** Begin EXTRACTED RECORDS **

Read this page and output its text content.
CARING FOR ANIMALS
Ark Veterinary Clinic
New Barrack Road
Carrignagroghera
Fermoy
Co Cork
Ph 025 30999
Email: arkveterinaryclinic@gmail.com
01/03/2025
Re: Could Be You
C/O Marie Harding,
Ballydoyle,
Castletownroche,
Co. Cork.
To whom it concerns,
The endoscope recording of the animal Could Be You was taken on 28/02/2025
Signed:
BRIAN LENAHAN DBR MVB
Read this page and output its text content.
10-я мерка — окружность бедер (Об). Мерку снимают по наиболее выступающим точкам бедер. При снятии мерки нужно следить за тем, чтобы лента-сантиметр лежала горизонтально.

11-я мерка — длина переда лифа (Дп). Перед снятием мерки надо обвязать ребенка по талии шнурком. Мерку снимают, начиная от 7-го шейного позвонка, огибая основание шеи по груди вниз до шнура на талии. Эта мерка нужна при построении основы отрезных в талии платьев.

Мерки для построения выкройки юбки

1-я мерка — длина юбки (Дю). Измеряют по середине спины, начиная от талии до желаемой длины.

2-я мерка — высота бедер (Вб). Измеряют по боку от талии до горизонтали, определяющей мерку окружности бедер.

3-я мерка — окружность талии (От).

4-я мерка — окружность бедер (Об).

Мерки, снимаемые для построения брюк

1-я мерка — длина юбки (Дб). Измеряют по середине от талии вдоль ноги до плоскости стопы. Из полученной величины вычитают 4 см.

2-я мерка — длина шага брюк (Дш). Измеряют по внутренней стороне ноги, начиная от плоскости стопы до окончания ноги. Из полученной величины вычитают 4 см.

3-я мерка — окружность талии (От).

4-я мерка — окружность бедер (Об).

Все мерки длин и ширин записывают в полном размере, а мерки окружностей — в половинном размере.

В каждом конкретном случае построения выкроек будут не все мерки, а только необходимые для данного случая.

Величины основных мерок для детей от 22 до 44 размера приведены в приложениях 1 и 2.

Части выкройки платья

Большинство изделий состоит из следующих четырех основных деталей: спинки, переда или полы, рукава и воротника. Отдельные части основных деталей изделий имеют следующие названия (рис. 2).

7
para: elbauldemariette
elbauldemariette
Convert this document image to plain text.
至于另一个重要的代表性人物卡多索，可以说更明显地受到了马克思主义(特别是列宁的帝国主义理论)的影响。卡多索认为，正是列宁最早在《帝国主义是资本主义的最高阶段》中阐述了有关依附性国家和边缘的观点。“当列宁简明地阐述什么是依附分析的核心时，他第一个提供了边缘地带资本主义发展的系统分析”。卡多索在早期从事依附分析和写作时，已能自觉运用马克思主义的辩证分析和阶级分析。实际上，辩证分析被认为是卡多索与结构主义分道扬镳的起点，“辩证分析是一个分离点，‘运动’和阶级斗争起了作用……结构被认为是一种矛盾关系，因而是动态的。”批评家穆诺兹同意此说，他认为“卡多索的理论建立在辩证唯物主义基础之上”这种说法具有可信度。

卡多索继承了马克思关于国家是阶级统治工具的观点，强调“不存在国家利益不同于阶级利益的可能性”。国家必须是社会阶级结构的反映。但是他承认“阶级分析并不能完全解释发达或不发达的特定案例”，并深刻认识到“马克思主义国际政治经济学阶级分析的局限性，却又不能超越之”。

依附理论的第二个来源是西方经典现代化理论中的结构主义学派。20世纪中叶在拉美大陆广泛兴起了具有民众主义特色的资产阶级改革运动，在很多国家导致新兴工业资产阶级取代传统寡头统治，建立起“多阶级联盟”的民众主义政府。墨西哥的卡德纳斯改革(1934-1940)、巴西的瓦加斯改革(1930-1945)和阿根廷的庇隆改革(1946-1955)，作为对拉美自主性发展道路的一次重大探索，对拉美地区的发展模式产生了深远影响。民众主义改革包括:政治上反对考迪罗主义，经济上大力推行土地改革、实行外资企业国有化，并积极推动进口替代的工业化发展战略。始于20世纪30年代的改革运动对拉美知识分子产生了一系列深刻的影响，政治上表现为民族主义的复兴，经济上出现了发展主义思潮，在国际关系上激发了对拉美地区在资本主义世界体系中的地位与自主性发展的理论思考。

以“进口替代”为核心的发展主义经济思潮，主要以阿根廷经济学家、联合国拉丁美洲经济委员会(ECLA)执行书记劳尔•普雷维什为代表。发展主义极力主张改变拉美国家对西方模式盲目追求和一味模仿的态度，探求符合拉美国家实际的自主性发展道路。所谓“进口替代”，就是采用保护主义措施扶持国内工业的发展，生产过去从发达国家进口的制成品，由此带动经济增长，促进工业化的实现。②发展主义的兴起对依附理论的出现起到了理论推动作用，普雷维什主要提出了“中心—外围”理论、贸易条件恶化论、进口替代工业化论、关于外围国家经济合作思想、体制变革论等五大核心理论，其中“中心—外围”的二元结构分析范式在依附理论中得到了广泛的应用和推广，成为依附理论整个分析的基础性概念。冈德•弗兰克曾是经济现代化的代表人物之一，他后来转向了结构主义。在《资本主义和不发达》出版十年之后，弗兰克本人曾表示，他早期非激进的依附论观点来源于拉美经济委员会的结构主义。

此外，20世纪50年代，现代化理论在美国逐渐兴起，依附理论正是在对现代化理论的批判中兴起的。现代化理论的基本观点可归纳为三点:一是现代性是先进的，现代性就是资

** End EXTRACTED RECORDS **

### OBJECTIVE:
Type out the full listing again, exactly as given.

### EXERCISE RESPONSE:
Read this page and output its text content.
CARING FOR ANIMALS
Ark Veterinary Clinic
New Barrack Road
Carrignagroghera
Fermoy
Co Cork
Ph 025 30999
Email: arkveterinaryclinic@gmail.com
01/03/2025
Re: Could Be You
C/O Marie Harding,
Ballydoyle,
Castletownroche,
Co. Cork.
To whom it concerns,
The endoscope recording of the animal Could Be You was taken on 28/02/2025
Signed:
BRIAN LENAHAN DBR MVB
Read this page and output its text content.
10-я мерка — окружность бедер (Об). Мерку снимают по наиболее выступающим точкам бедер. При снятии мерки нужно следить за тем, чтобы лента-сантиметр лежала горизонтально.

11-я мерка — длина переда лифа (Дп). Перед снятием мерки надо обвязать ребенка по талии шнурком. Мерку снимают, начиная от 7-го шейного позвонка, огибая основание шеи по груди вниз до шнура на талии. Эта мерка нужна при построении основы отрезных в талии платьев.

Мерки для построения выкройки юбки

1-я мерка — длина юбки (Дю). Измеряют по середине спины, начиная от талии до желаемой длины.

2-я мерка — высота бедер (Вб). Измеряют по боку от талии до горизонтали, определяющей мерку окружности бедер.

3-я мерка — окружность талии (От).

4-я мерка — окружность бедер (Об).

Мерки, снимаемые для построения брюк

1-я мерка — длина юбки (Дб). Измеряют по середине от талии вдоль ноги до плоскости стопы. Из полученной величины вычитают 4 см.

2-я мерка — длина шага брюк (Дш). Измеряют по внутренней стороне ноги, начиная от плоскости стопы до окончания ноги. Из полученной величины вычитают 4 см.

3-я мерка — окружность талии (От).

4-я мерка — окружность бедер (Об).

Все мерки длин и ширин записывают в полном размере, а мерки окружностей — в половинном размере.

В каждом конкретном случае построения выкроек будут не все мерки, а только необходимые для данного случая.

Величины основных мерок для детей от 22 до 44 размера приведены в приложениях 1 и 2.

Части выкройки платья

Большинство изделий состоит из следующих четырех основных деталей: спинки, переда или полы, рукава и воротника. Отдельные части основных деталей изделий имеют следующие названия (рис. 2).

7
para: elbauldemariette
elbauldemariette
Convert this document image to plain text.
至于另一个重要的代表性人物卡多索，可以说更明显地受到了马克思主义(特别是列宁的帝国主义理论)的影响。卡多索认为，正是列宁最早在《帝国主义是资本主义的最高阶段》中阐述了有关依附性国家和边缘的观点。“当列宁简明地阐述什么是依附分析的核心时，他第一个提供了边缘地带资本主义发展的系统分析”。卡多索在早期从事依附分析和写作时，已能自觉运用马克思主义的辩证分析和阶级分析。实际上，辩证分析被认为是卡多索与结构主义分道扬镳的起点，“辩证分析是一个分离点，‘运动’和阶级斗争起了作用……结构被认为是一种矛盾关系，因而是动态的。”批评家穆诺兹同意此说，他认为“卡多索的理论建立在辩证唯物主义基础之上”这种说法具有可信度。

卡多索继承了马克思关于国家是阶级统治工具的观点，强调“不存在国家利益不同于阶级利益的可能性”。国家必须是社会阶级结构的反映。但是他承认“阶级分析并不能完全解释发达或不发达的特定案例”，并深刻认识到“马克思主义国际政治经济学阶级分析的局限性，却又不能超越之”。

依附理论的第二个来源是西方经典现代化理论中的结构主义学派。20世纪中叶在拉美大陆广泛兴起了具有民众主义特色的资产阶级改革运动，在很多国家导致新兴工业资产阶级取代传统寡头统治，建立起“多阶级联盟”的民众主义政府。墨西哥的卡德纳斯改革(1934-1940)、巴西的瓦加斯改革(1930-1945)和阿根廷的庇隆改革(1946-1955)，作为对拉美自主性发展道路的一次重大探索，对拉美地区的发展模式产生了深远影响。民众主义改革包括:政治上反对考迪罗主义，经济上大力推行土地改革、实行外资企业国有化，并积极推动进口替代的工业化发展战略。始于20世纪30年代的改革运动对拉美知识分子产生了一系列深刻的影响，政治上表现为民族主义的复兴，经济上出现了发展主义思潮，在国际关系上激发了对拉美地区在资本主义世界体系中的地位与自主性发展的理论思考。

以“进口替代”为核心的发展主义经济思潮，主要以阿根廷经济学家、联合国拉丁美洲经济委员会(ECLA)执行书记劳尔•普雷维什为代表。发展主义极力主张改变拉美国家对西方模式盲目追求和一味模仿的态度，探求符合拉美国家实际的自主性发展道路。所谓“进口替代”，就是采用保护主义措施扶持国内工业的发展，生产过去从发达国家进口的制成品，由此带动经济增长，促进工业化的实现。②发展主义的兴起对依附理论的出现起到了理论推动作用，普雷维什主要提出了“中心—外围”理论、贸易条件恶化论、进口替代工业化论、关于外围国家经济合作思想、体制变革论等五大核心理论，其中“中心—外围”的二元结构分析范式在依附理论中得到了广泛的应用和推广，成为依附理论整个分析的基础性概念。冈德•弗兰克曾是经济现代化的代表人物之一，他后来转向了结构主义。在《资本主义和不发达》出版十年之后，弗兰克本人曾表示，他早期非激进的依附论观点来源于拉美经济委员会的结构主义。

此外，20世纪50年代，现代化理论在美国逐渐兴起，依附理论正是在对现代化理论的批判中兴起的。现代化理论的基本观点可归纳为三点:一是现代性是先进的，现代性就是资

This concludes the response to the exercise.